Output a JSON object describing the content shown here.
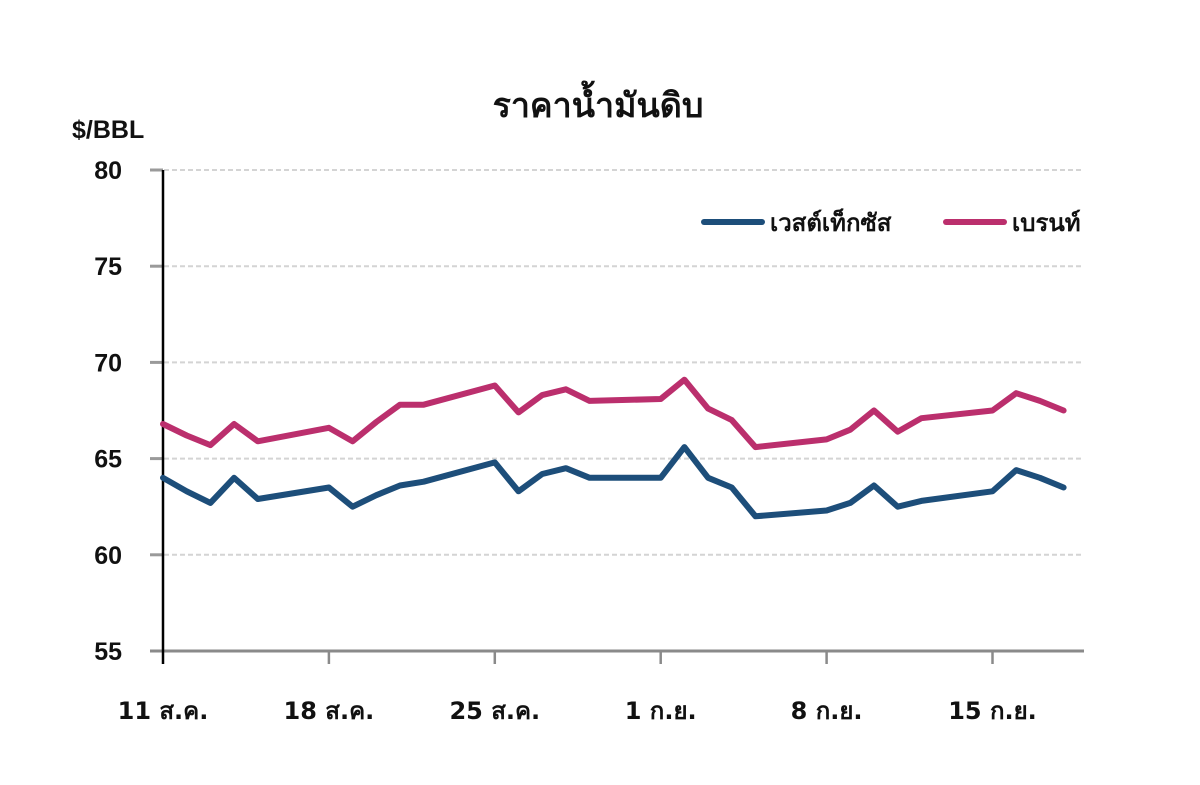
{
  "chart_data": {
    "type": "line",
    "title": "ราคาน้ำมันดิบ",
    "ylabel": "$/BBL",
    "xlabel": "",
    "ylim": [
      55,
      80
    ],
    "yticks": [
      55,
      60,
      65,
      70,
      75,
      80
    ],
    "grid": true,
    "legend_position": "top-right",
    "x_tick_labels": [
      "11 ส.ค.",
      "18 ส.ค.",
      "25 ส.ค.",
      "1 ก.ย.",
      "8 ก.ย.",
      "15 ก.ย."
    ],
    "x_tick_day_offsets": [
      0,
      7,
      14,
      21,
      28,
      35
    ],
    "x": [
      "11 ส.ค.",
      "12 ส.ค.",
      "13 ส.ค.",
      "14 ส.ค.",
      "15 ส.ค.",
      "18 ส.ค.",
      "19 ส.ค.",
      "20 ส.ค.",
      "21 ส.ค.",
      "22 ส.ค.",
      "25 ส.ค.",
      "26 ส.ค.",
      "27 ส.ค.",
      "28 ส.ค.",
      "29 ส.ค.",
      "1 ก.ย.",
      "2 ก.ย.",
      "3 ก.ย.",
      "4 ก.ย.",
      "5 ก.ย.",
      "8 ก.ย.",
      "9 ก.ย.",
      "10 ก.ย.",
      "11 ก.ย.",
      "12 ก.ย.",
      "15 ก.ย.",
      "16 ก.ย.",
      "17 ก.ย.",
      "18 ก.ย."
    ],
    "x_day_offsets": [
      0,
      1,
      2,
      3,
      4,
      7,
      8,
      9,
      10,
      11,
      14,
      15,
      16,
      17,
      18,
      21,
      22,
      23,
      24,
      25,
      28,
      29,
      30,
      31,
      32,
      35,
      36,
      37,
      38
    ],
    "series": [
      {
        "name": "เวสต์เท็กซัส",
        "color": "#1d4e7a",
        "values": [
          64.0,
          63.3,
          62.7,
          64.0,
          62.9,
          63.5,
          62.5,
          63.1,
          63.6,
          63.8,
          64.8,
          63.3,
          64.2,
          64.5,
          64.0,
          64.0,
          65.6,
          64.0,
          63.5,
          62.0,
          62.3,
          62.7,
          63.6,
          62.5,
          62.8,
          63.3,
          64.4,
          64.0,
          63.5
        ]
      },
      {
        "name": "เบรนท์",
        "color": "#bb2f6d",
        "values": [
          66.8,
          66.2,
          65.7,
          66.8,
          65.9,
          66.6,
          65.9,
          66.9,
          67.8,
          67.8,
          68.8,
          67.4,
          68.3,
          68.6,
          68.0,
          68.1,
          69.1,
          67.6,
          67.0,
          65.6,
          66.0,
          66.5,
          67.5,
          66.4,
          67.1,
          67.5,
          68.4,
          68.0,
          67.5
        ]
      }
    ]
  }
}
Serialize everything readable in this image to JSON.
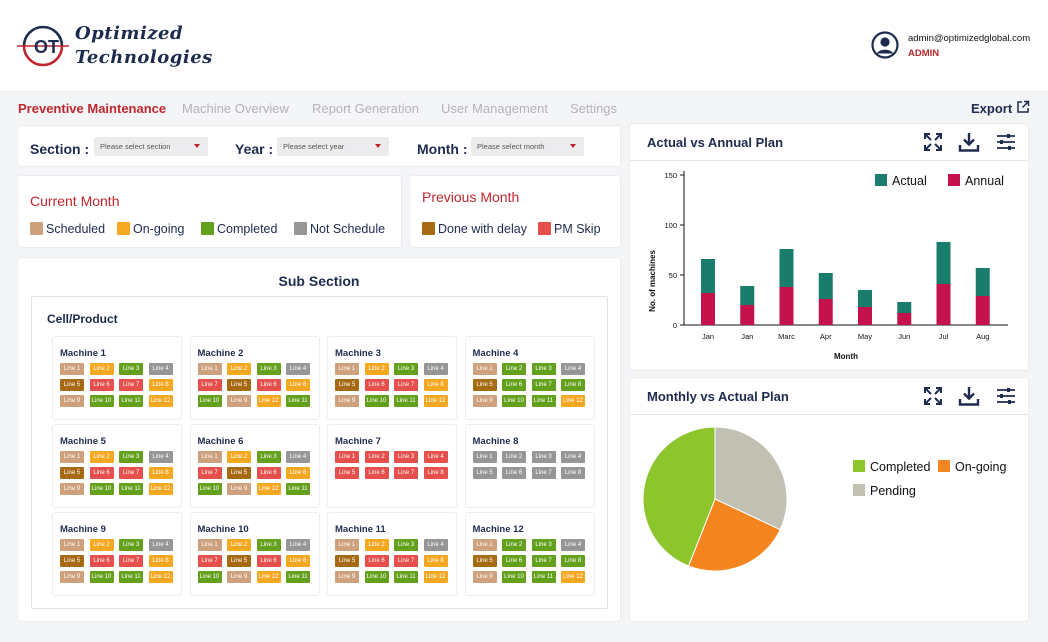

▸ **Given instruction**:
Reproduce the entries exactly. Do not carry over any picture.

▸ **Response**:
Output a JSON object describing the content shown here.
{
  "chart_data": {
    "type": "line",
    "title": "ราคาน้ำมันดิบ",
    "ylabel": "$/BBL",
    "xlabel": "",
    "ylim": [
      55,
      80
    ],
    "yticks": [
      55,
      60,
      65,
      70,
      75,
      80
    ],
    "grid": true,
    "legend_position": "top-right",
    "x_tick_labels": [
      "11 ส.ค.",
      "18 ส.ค.",
      "25 ส.ค.",
      "1 ก.ย.",
      "8 ก.ย.",
      "15 ก.ย."
    ],
    "x_tick_day_offsets": [
      0,
      7,
      14,
      21,
      28,
      35
    ],
    "x": [
      "11 ส.ค.",
      "12 ส.ค.",
      "13 ส.ค.",
      "14 ส.ค.",
      "15 ส.ค.",
      "18 ส.ค.",
      "19 ส.ค.",
      "20 ส.ค.",
      "21 ส.ค.",
      "22 ส.ค.",
      "25 ส.ค.",
      "26 ส.ค.",
      "27 ส.ค.",
      "28 ส.ค.",
      "29 ส.ค.",
      "1 ก.ย.",
      "2 ก.ย.",
      "3 ก.ย.",
      "4 ก.ย.",
      "5 ก.ย.",
      "8 ก.ย.",
      "9 ก.ย.",
      "10 ก.ย.",
      "11 ก.ย.",
      "12 ก.ย.",
      "15 ก.ย.",
      "16 ก.ย.",
      "17 ก.ย.",
      "18 ก.ย."
    ],
    "x_day_offsets": [
      0,
      1,
      2,
      3,
      4,
      7,
      8,
      9,
      10,
      11,
      14,
      15,
      16,
      17,
      18,
      21,
      22,
      23,
      24,
      25,
      28,
      29,
      30,
      31,
      32,
      35,
      36,
      37,
      38
    ],
    "series": [
      {
        "name": "เวสต์เท็กซัส",
        "color": "#1d4e7a",
        "values": [
          64.0,
          63.3,
          62.7,
          64.0,
          62.9,
          63.5,
          62.5,
          63.1,
          63.6,
          63.8,
          64.8,
          63.3,
          64.2,
          64.5,
          64.0,
          64.0,
          65.6,
          64.0,
          63.5,
          62.0,
          62.3,
          62.7,
          63.6,
          62.5,
          62.8,
          63.3,
          64.4,
          64.0,
          63.5
        ]
      },
      {
        "name": "เบรนท์",
        "color": "#bb2f6d",
        "values": [
          66.8,
          66.2,
          65.7,
          66.8,
          65.9,
          66.6,
          65.9,
          66.9,
          67.8,
          67.8,
          68.8,
          67.4,
          68.3,
          68.6,
          68.0,
          68.1,
          69.1,
          67.6,
          67.0,
          65.6,
          66.0,
          66.5,
          67.5,
          66.4,
          67.1,
          67.5,
          68.4,
          68.0,
          67.5
        ]
      }
    ]
  }
}
Serialize everything readable in this image to JSON.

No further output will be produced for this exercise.